- STORED DATA -
────────────────
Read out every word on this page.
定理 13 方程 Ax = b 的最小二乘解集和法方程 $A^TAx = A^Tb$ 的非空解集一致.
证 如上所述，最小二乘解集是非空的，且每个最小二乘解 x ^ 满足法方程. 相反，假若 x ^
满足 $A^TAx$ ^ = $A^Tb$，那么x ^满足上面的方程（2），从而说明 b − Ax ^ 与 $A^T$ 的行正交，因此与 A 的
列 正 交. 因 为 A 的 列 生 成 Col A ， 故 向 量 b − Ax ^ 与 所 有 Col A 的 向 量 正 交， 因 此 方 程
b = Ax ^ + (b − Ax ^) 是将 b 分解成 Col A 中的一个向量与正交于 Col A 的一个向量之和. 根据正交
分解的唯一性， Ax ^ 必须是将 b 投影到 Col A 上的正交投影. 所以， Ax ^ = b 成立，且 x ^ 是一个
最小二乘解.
────────────────
- WHAT IS NEEDED -
Transcribe the data. Leave every line exactly as it is.

- WRITTEN SOLUTION -
Read out every word on this page.
定理 13 方程 Ax = b 的最小二乘解集和法方程 $A^TAx = A^Tb$ 的非空解集一致.
证 如上所述，最小二乘解集是非空的，且每个最小二乘解 x ^ 满足法方程. 相反，假若 x ^
满足 $A^TAx$ ^ = $A^Tb$，那么x ^满足上面的方程（2），从而说明 b − Ax ^ 与 $A^T$ 的行正交，因此与 A 的
列 正 交. 因 为 A 的 列 生 成 Col A ， 故 向 量 b − Ax ^ 与 所 有 Col A 的 向 量 正 交， 因 此 方 程
b = Ax ^ + (b − Ax ^) 是将 b 分解成 Col A 中的一个向量与正交于 Col A 的一个向量之和. 根据正交
分解的唯一性， Ax ^ 必须是将 b 投影到 Col A 上的正交投影. 所以， Ax ^ = b 成立，且 x ^ 是一个
最小二乘解.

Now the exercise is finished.